>> START

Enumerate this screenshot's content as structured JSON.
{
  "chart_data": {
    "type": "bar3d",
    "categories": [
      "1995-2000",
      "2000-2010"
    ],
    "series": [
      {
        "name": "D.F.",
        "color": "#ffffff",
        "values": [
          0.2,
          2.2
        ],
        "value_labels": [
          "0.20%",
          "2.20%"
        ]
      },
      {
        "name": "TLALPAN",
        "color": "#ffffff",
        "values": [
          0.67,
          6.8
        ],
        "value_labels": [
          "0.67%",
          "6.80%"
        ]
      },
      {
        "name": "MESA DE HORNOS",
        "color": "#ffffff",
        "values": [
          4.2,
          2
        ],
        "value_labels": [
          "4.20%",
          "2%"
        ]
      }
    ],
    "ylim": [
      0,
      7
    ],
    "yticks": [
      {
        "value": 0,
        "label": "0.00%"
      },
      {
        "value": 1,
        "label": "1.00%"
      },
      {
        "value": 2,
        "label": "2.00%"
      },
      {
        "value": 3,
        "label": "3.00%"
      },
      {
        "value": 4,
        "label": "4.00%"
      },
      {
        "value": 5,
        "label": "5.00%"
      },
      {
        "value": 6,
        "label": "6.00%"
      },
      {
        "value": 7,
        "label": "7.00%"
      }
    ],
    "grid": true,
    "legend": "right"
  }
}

>> END

Exactly reproduce all of the entries above.

Result of the exercise =>
Enumerate this screenshot's content as structured JSON.
{
  "chart_data": {
    "type": "bar3d",
    "categories": [
      "1995-2000",
      "2000-2010"
    ],
    "series": [
      {
        "name": "D.F.",
        "color": "#ffffff",
        "values": [
          0.2,
          2.2
        ],
        "value_labels": [
          "0.20%",
          "2.20%"
        ]
      },
      {
        "name": "TLALPAN",
        "color": "#ffffff",
        "values": [
          0.67,
          6.8
        ],
        "value_labels": [
          "0.67%",
          "6.80%"
        ]
      },
      {
        "name": "MESA DE HORNOS",
        "color": "#ffffff",
        "values": [
          4.2,
          2
        ],
        "value_labels": [
          "4.20%",
          "2%"
        ]
      }
    ],
    "ylim": [
      0,
      7
    ],
    "yticks": [
      {
        "value": 0,
        "label": "0.00%"
      },
      {
        "value": 1,
        "label": "1.00%"
      },
      {
        "value": 2,
        "label": "2.00%"
      },
      {
        "value": 3,
        "label": "3.00%"
      },
      {
        "value": 4,
        "label": "4.00%"
      },
      {
        "value": 5,
        "label": "5.00%"
      },
      {
        "value": 6,
        "label": "6.00%"
      },
      {
        "value": 7,
        "label": "7.00%"
      }
    ],
    "grid": true,
    "legend": "right"
  }
}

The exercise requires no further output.